* [WRITTEN TASK] Output all the entries word for word. Omit the pictures.

— start of PROVIDED DATA —

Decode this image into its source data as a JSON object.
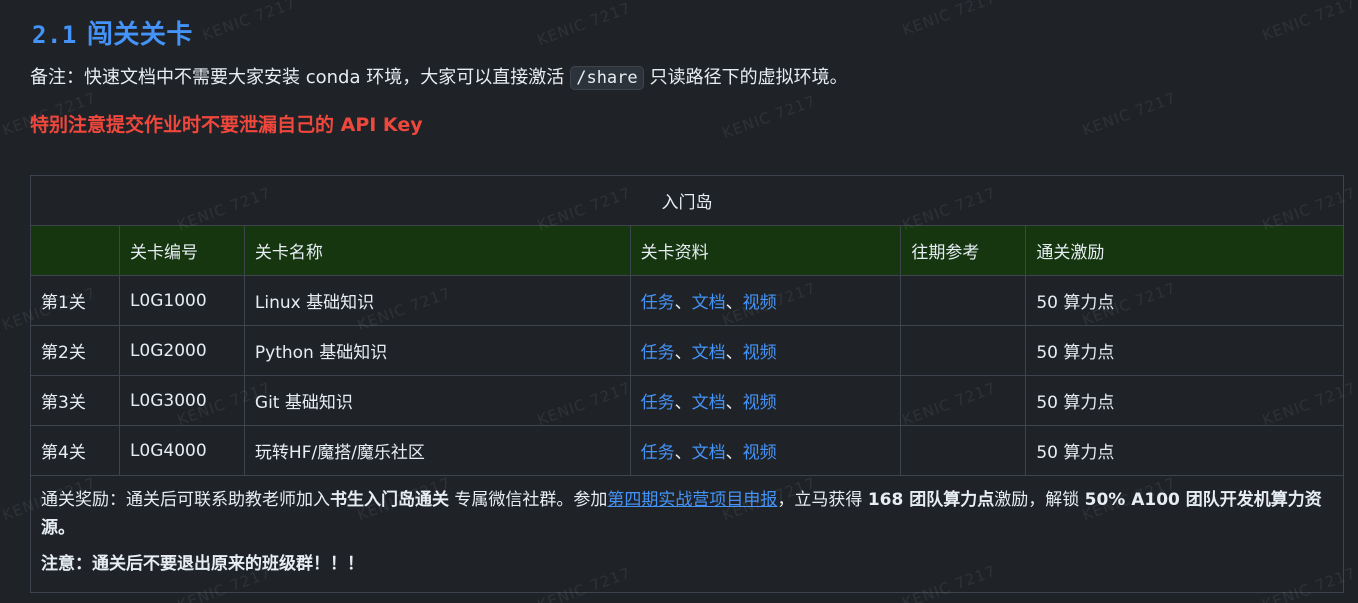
{
  "section": {
    "number": "2.1",
    "title": "闯关关卡"
  },
  "note": {
    "prefix": "备注：快速文档中不需要大家安装 conda 环境，大家可以直接激活",
    "code": "/share",
    "suffix": "只读路径下的虚拟环境。"
  },
  "warning": "特别注意提交作业时不要泄漏自己的 API Key",
  "table": {
    "caption": "入门岛",
    "headers": [
      "",
      "关卡编号",
      "关卡名称",
      "关卡资料",
      "往期参考",
      "通关激励"
    ],
    "rows": [
      {
        "stage": "第1关",
        "code": "L0G1000",
        "name": "Linux 基础知识",
        "task": "任务",
        "doc": "文档",
        "video": "视频",
        "ref": "",
        "reward": "50 算力点"
      },
      {
        "stage": "第2关",
        "code": "L0G2000",
        "name": "Python 基础知识",
        "task": "任务",
        "doc": "文档",
        "video": "视频",
        "ref": "",
        "reward": "50 算力点"
      },
      {
        "stage": "第3关",
        "code": "L0G3000",
        "name": "Git 基础知识",
        "task": "任务",
        "doc": "文档",
        "video": "视频",
        "ref": "",
        "reward": "50 算力点"
      },
      {
        "stage": "第4关",
        "code": "L0G4000",
        "name": "玩转HF/魔搭/魔乐社区",
        "task": "任务",
        "doc": "文档",
        "video": "视频",
        "ref": "",
        "reward": "50 算力点"
      }
    ],
    "link_sep": "、",
    "footer": {
      "p1_a": "通关奖励：通关后可联系助教老师加入",
      "p1_b": "书生入门岛通关",
      "p1_c": "专属微信社群。参加",
      "p1_link": "第四期实战营项目申报",
      "p1_d": "，立马获得",
      "p1_e": "168 团队算力点",
      "p1_f": "激励，解锁",
      "p1_g": "50% A100 团队开发机算力资源。",
      "p2": "注意：通关后不要退出原来的班级群！！！"
    }
  },
  "watermark": "KENIC 7217"
}
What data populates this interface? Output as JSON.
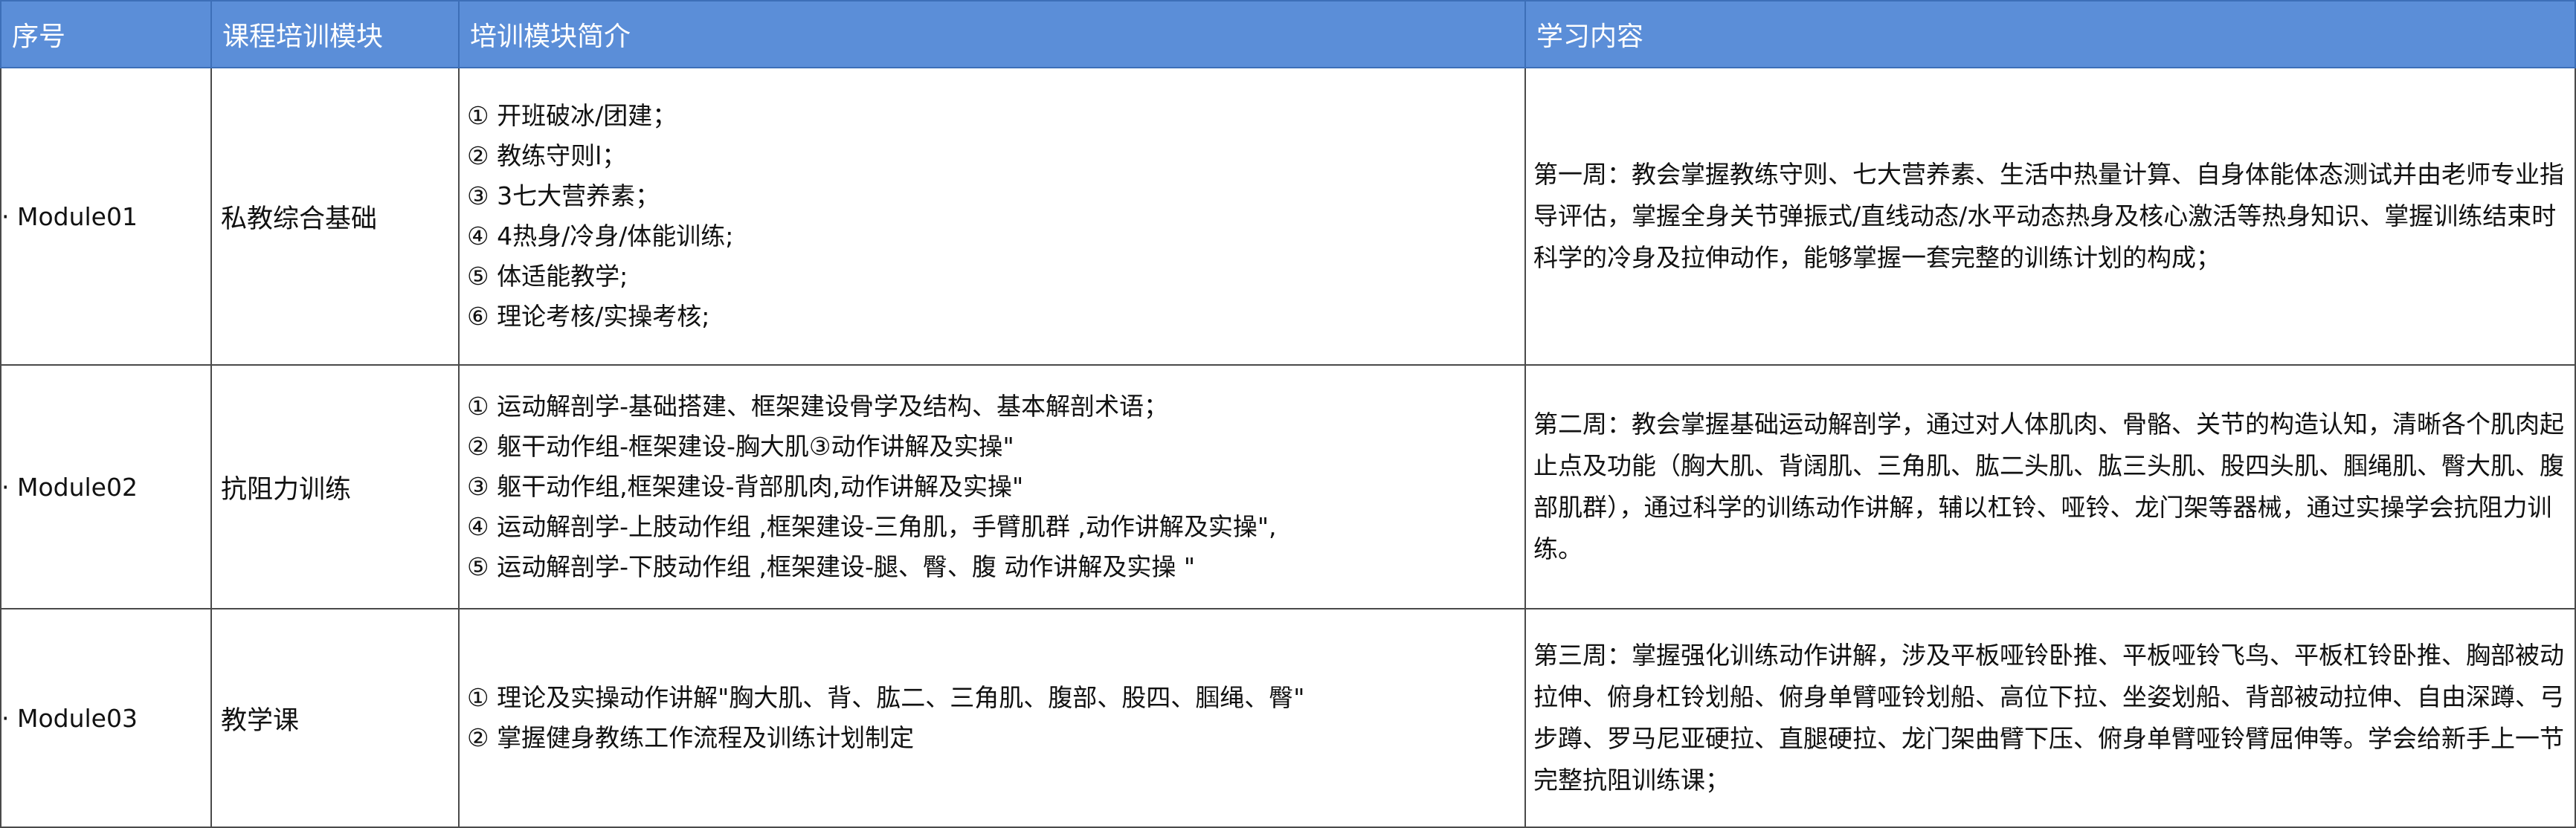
{
  "headers": [
    "序号",
    "课程培训模块",
    "培训模块简介",
    "学习内容"
  ],
  "rows": [
    {
      "index": "· Module01",
      "module": "私教综合基础",
      "intro": [
        "① 开班破冰/团建；",
        "② 教练守则l；",
        "③ 3七大营养素；",
        "④ 4热身/冷身/体能训练;",
        "⑤ 体适能教学;",
        "⑥ 理论考核/实操考核;"
      ],
      "content": "第一周：教会掌握教练守则、七大营养素、生活中热量计算、自身体能体态测试并由老师专业指导评估，掌握全身关节弹振式/直线动态/水平动态热身及核心激活等热身知识、掌握训练结束时科学的冷身及拉伸动作，能够掌握一套完整的训练计划的构成；"
    },
    {
      "index": "· Module02",
      "module": "抗阻力训练",
      "intro": [
        "① 运动解剖学-基础搭建、框架建设骨学及结构、基本解剖术语；",
        "② 躯干动作组-框架建设-胸大肌③动作讲解及实操\"",
        "③ 躯干动作组,框架建设-背部肌肉,动作讲解及实操\"",
        "④ 运动解剖学-上肢动作组 ,框架建设-三角肌，手臂肌群 ,动作讲解及实操\",",
        "⑤ 运动解剖学-下肢动作组 ,框架建设-腿、臀、腹  动作讲解及实操 \""
      ],
      "content": "第二周：教会掌握基础运动解剖学，通过对人体肌肉、骨骼、关节的构造认知，清晰各个肌肉起止点及功能（胸大肌、背阔肌、三角肌、肱二头肌、肱三头肌、股四头肌、腘绳肌、臀大肌、腹部肌群），通过科学的训练动作讲解，辅以杠铃、哑铃、龙门架等器械，通过实操学会抗阻力训练。"
    },
    {
      "index": "· Module03",
      "module": "教学课",
      "intro": [
        "① 理论及实操动作讲解\"胸大肌、背、肱二、三角肌、腹部、股四、腘绳、臀\"",
        "② 掌握健身教练工作流程及训练计划制定"
      ],
      "content": "第三周：掌握强化训练动作讲解，涉及平板哑铃卧推、平板哑铃飞鸟、平板杠铃卧推、胸部被动拉伸、俯身杠铃划船、俯身单臂哑铃划船、高位下拉、坐姿划船、背部被动拉伸、自由深蹲、弓步蹲、罗马尼亚硬拉、直腿硬拉、龙门架曲臂下压、俯身单臂哑铃臂屈伸等。学会给新手上一节完整抗阻训练课；"
    }
  ]
}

— end of PROVIDED DATA —

* [ANSWER FOR THIS EXERCISE]
Decode this image into its source data as a JSON object.
{
  "section": {
    "number": "2.1",
    "title": "闯关关卡"
  },
  "note": {
    "prefix": "备注：快速文档中不需要大家安装 conda 环境，大家可以直接激活",
    "code": "/share",
    "suffix": "只读路径下的虚拟环境。"
  },
  "warning": "特别注意提交作业时不要泄漏自己的 API Key",
  "table": {
    "caption": "入门岛",
    "headers": [
      "",
      "关卡编号",
      "关卡名称",
      "关卡资料",
      "往期参考",
      "通关激励"
    ],
    "rows": [
      {
        "stage": "第1关",
        "code": "L0G1000",
        "name": "Linux 基础知识",
        "task": "任务",
        "doc": "文档",
        "video": "视频",
        "ref": "",
        "reward": "50 算力点"
      },
      {
        "stage": "第2关",
        "code": "L0G2000",
        "name": "Python 基础知识",
        "task": "任务",
        "doc": "文档",
        "video": "视频",
        "ref": "",
        "reward": "50 算力点"
      },
      {
        "stage": "第3关",
        "code": "L0G3000",
        "name": "Git 基础知识",
        "task": "任务",
        "doc": "文档",
        "video": "视频",
        "ref": "",
        "reward": "50 算力点"
      },
      {
        "stage": "第4关",
        "code": "L0G4000",
        "name": "玩转HF/魔搭/魔乐社区",
        "task": "任务",
        "doc": "文档",
        "video": "视频",
        "ref": "",
        "reward": "50 算力点"
      }
    ],
    "link_sep": "、",
    "footer": {
      "p1_a": "通关奖励：通关后可联系助教老师加入",
      "p1_b": "书生入门岛通关",
      "p1_c": "专属微信社群。参加",
      "p1_link": "第四期实战营项目申报",
      "p1_d": "，立马获得",
      "p1_e": "168 团队算力点",
      "p1_f": "激励，解锁",
      "p1_g": "50% A100 团队开发机算力资源。",
      "p2": "注意：通关后不要退出原来的班级群！！！"
    }
  },
  "watermark": "KENIC 7217"
}
What data populates this interface? Output as JSON.
{
  "headers": [
    "序号",
    "课程培训模块",
    "培训模块简介",
    "学习内容"
  ],
  "rows": [
    {
      "index": "· Module01",
      "module": "私教综合基础",
      "intro": [
        "① 开班破冰/团建；",
        "② 教练守则l；",
        "③ 3七大营养素；",
        "④ 4热身/冷身/体能训练;",
        "⑤ 体适能教学;",
        "⑥ 理论考核/实操考核;"
      ],
      "content": "第一周：教会掌握教练守则、七大营养素、生活中热量计算、自身体能体态测试并由老师专业指导评估，掌握全身关节弹振式/直线动态/水平动态热身及核心激活等热身知识、掌握训练结束时科学的冷身及拉伸动作，能够掌握一套完整的训练计划的构成；"
    },
    {
      "index": "· Module02",
      "module": "抗阻力训练",
      "intro": [
        "① 运动解剖学-基础搭建、框架建设骨学及结构、基本解剖术语；",
        "② 躯干动作组-框架建设-胸大肌③动作讲解及实操\"",
        "③ 躯干动作组,框架建设-背部肌肉,动作讲解及实操\"",
        "④ 运动解剖学-上肢动作组 ,框架建设-三角肌，手臂肌群 ,动作讲解及实操\",",
        "⑤ 运动解剖学-下肢动作组 ,框架建设-腿、臀、腹  动作讲解及实操 \""
      ],
      "content": "第二周：教会掌握基础运动解剖学，通过对人体肌肉、骨骼、关节的构造认知，清晰各个肌肉起止点及功能（胸大肌、背阔肌、三角肌、肱二头肌、肱三头肌、股四头肌、腘绳肌、臀大肌、腹部肌群），通过科学的训练动作讲解，辅以杠铃、哑铃、龙门架等器械，通过实操学会抗阻力训练。"
    },
    {
      "index": "· Module03",
      "module": "教学课",
      "intro": [
        "① 理论及实操动作讲解\"胸大肌、背、肱二、三角肌、腹部、股四、腘绳、臀\"",
        "② 掌握健身教练工作流程及训练计划制定"
      ],
      "content": "第三周：掌握强化训练动作讲解，涉及平板哑铃卧推、平板哑铃飞鸟、平板杠铃卧推、胸部被动拉伸、俯身杠铃划船、俯身单臂哑铃划船、高位下拉、坐姿划船、背部被动拉伸、自由深蹲、弓步蹲、罗马尼亚硬拉、直腿硬拉、龙门架曲臂下压、俯身单臂哑铃臂屈伸等。学会给新手上一节完整抗阻训练课；"
    }
  ]
}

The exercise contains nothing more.